* START *

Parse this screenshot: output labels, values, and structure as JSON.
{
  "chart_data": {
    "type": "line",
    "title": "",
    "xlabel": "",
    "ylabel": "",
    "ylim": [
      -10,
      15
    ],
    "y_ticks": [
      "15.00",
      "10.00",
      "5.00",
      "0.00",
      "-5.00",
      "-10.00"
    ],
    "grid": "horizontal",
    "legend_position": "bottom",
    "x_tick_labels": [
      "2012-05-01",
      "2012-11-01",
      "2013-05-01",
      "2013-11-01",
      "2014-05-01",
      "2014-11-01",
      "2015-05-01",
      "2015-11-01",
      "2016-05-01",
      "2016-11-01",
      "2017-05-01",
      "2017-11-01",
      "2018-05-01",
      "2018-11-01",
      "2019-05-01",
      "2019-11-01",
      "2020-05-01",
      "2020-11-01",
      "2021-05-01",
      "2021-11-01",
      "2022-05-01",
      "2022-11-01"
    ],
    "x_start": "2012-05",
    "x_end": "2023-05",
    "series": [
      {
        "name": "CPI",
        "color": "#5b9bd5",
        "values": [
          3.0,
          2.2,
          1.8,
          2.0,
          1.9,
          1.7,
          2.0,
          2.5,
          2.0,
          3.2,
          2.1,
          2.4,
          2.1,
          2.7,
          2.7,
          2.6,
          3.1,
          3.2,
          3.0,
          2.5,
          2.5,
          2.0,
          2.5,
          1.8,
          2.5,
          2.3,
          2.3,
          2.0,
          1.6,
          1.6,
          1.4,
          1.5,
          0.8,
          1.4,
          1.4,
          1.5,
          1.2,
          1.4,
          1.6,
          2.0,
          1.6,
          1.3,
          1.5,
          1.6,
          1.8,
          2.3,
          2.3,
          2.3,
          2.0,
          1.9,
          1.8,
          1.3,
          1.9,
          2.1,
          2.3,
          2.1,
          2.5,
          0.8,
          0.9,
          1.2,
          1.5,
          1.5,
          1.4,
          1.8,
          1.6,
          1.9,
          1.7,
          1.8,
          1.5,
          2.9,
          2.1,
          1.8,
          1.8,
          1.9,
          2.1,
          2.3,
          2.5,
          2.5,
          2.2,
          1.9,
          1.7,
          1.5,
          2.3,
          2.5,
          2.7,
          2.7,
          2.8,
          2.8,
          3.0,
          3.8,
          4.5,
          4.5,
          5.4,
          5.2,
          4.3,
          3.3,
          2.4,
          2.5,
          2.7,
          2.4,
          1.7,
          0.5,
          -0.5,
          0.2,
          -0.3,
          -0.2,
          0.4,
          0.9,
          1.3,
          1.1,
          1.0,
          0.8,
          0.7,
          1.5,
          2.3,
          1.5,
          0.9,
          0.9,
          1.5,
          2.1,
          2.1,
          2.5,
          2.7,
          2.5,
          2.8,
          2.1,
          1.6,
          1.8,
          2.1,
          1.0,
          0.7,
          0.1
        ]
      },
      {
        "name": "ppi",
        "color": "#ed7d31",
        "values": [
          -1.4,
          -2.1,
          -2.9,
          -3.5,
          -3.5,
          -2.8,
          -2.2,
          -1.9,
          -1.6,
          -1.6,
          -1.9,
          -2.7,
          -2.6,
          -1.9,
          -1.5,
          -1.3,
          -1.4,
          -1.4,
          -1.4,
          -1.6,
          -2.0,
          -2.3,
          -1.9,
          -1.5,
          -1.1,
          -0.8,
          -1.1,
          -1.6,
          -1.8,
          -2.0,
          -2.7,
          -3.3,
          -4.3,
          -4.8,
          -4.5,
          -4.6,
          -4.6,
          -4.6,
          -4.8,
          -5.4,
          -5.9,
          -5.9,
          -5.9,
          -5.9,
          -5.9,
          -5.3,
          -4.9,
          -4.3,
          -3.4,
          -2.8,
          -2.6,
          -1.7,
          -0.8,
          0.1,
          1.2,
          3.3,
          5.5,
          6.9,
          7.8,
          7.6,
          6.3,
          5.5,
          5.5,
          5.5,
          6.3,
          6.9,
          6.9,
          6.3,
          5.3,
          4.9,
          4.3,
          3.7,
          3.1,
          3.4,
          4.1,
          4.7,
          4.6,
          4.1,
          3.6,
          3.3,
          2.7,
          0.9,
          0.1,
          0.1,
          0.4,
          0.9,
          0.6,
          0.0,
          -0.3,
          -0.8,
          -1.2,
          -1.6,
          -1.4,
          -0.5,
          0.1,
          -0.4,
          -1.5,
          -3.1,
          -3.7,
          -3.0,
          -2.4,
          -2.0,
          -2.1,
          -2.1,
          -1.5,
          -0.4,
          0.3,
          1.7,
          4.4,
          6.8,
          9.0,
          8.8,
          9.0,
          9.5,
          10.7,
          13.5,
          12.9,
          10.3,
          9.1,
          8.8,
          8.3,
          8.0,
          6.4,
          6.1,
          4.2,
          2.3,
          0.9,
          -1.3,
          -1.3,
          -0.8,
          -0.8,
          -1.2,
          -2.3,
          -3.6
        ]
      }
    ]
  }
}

* END *

EXERCISE DIRECTIONS: All entries must be repeated verbatim.

REPLY:
Parse this screenshot: output labels, values, and structure as JSON.
{
  "chart_data": {
    "type": "line",
    "title": "",
    "xlabel": "",
    "ylabel": "",
    "ylim": [
      -10,
      15
    ],
    "y_ticks": [
      "15.00",
      "10.00",
      "5.00",
      "0.00",
      "-5.00",
      "-10.00"
    ],
    "grid": "horizontal",
    "legend_position": "bottom",
    "x_tick_labels": [
      "2012-05-01",
      "2012-11-01",
      "2013-05-01",
      "2013-11-01",
      "2014-05-01",
      "2014-11-01",
      "2015-05-01",
      "2015-11-01",
      "2016-05-01",
      "2016-11-01",
      "2017-05-01",
      "2017-11-01",
      "2018-05-01",
      "2018-11-01",
      "2019-05-01",
      "2019-11-01",
      "2020-05-01",
      "2020-11-01",
      "2021-05-01",
      "2021-11-01",
      "2022-05-01",
      "2022-11-01"
    ],
    "x_start": "2012-05",
    "x_end": "2023-05",
    "series": [
      {
        "name": "CPI",
        "color": "#5b9bd5",
        "values": [
          3.0,
          2.2,
          1.8,
          2.0,
          1.9,
          1.7,
          2.0,
          2.5,
          2.0,
          3.2,
          2.1,
          2.4,
          2.1,
          2.7,
          2.7,
          2.6,
          3.1,
          3.2,
          3.0,
          2.5,
          2.5,
          2.0,
          2.5,
          1.8,
          2.5,
          2.3,
          2.3,
          2.0,
          1.6,
          1.6,
          1.4,
          1.5,
          0.8,
          1.4,
          1.4,
          1.5,
          1.2,
          1.4,
          1.6,
          2.0,
          1.6,
          1.3,
          1.5,
          1.6,
          1.8,
          2.3,
          2.3,
          2.3,
          2.0,
          1.9,
          1.8,
          1.3,
          1.9,
          2.1,
          2.3,
          2.1,
          2.5,
          0.8,
          0.9,
          1.2,
          1.5,
          1.5,
          1.4,
          1.8,
          1.6,
          1.9,
          1.7,
          1.8,
          1.5,
          2.9,
          2.1,
          1.8,
          1.8,
          1.9,
          2.1,
          2.3,
          2.5,
          2.5,
          2.2,
          1.9,
          1.7,
          1.5,
          2.3,
          2.5,
          2.7,
          2.7,
          2.8,
          2.8,
          3.0,
          3.8,
          4.5,
          4.5,
          5.4,
          5.2,
          4.3,
          3.3,
          2.4,
          2.5,
          2.7,
          2.4,
          1.7,
          0.5,
          -0.5,
          0.2,
          -0.3,
          -0.2,
          0.4,
          0.9,
          1.3,
          1.1,
          1.0,
          0.8,
          0.7,
          1.5,
          2.3,
          1.5,
          0.9,
          0.9,
          1.5,
          2.1,
          2.1,
          2.5,
          2.7,
          2.5,
          2.8,
          2.1,
          1.6,
          1.8,
          2.1,
          1.0,
          0.7,
          0.1
        ]
      },
      {
        "name": "ppi",
        "color": "#ed7d31",
        "values": [
          -1.4,
          -2.1,
          -2.9,
          -3.5,
          -3.5,
          -2.8,
          -2.2,
          -1.9,
          -1.6,
          -1.6,
          -1.9,
          -2.7,
          -2.6,
          -1.9,
          -1.5,
          -1.3,
          -1.4,
          -1.4,
          -1.4,
          -1.6,
          -2.0,
          -2.3,
          -1.9,
          -1.5,
          -1.1,
          -0.8,
          -1.1,
          -1.6,
          -1.8,
          -2.0,
          -2.7,
          -3.3,
          -4.3,
          -4.8,
          -4.5,
          -4.6,
          -4.6,
          -4.6,
          -4.8,
          -5.4,
          -5.9,
          -5.9,
          -5.9,
          -5.9,
          -5.9,
          -5.3,
          -4.9,
          -4.3,
          -3.4,
          -2.8,
          -2.6,
          -1.7,
          -0.8,
          0.1,
          1.2,
          3.3,
          5.5,
          6.9,
          7.8,
          7.6,
          6.3,
          5.5,
          5.5,
          5.5,
          6.3,
          6.9,
          6.9,
          6.3,
          5.3,
          4.9,
          4.3,
          3.7,
          3.1,
          3.4,
          4.1,
          4.7,
          4.6,
          4.1,
          3.6,
          3.3,
          2.7,
          0.9,
          0.1,
          0.1,
          0.4,
          0.9,
          0.6,
          0.0,
          -0.3,
          -0.8,
          -1.2,
          -1.6,
          -1.4,
          -0.5,
          0.1,
          -0.4,
          -1.5,
          -3.1,
          -3.7,
          -3.0,
          -2.4,
          -2.0,
          -2.1,
          -2.1,
          -1.5,
          -0.4,
          0.3,
          1.7,
          4.4,
          6.8,
          9.0,
          8.8,
          9.0,
          9.5,
          10.7,
          13.5,
          12.9,
          10.3,
          9.1,
          8.8,
          8.3,
          8.0,
          6.4,
          6.1,
          4.2,
          2.3,
          0.9,
          -1.3,
          -1.3,
          -0.8,
          -0.8,
          -1.2,
          -2.3,
          -3.6
        ]
      }
    ]
  }
}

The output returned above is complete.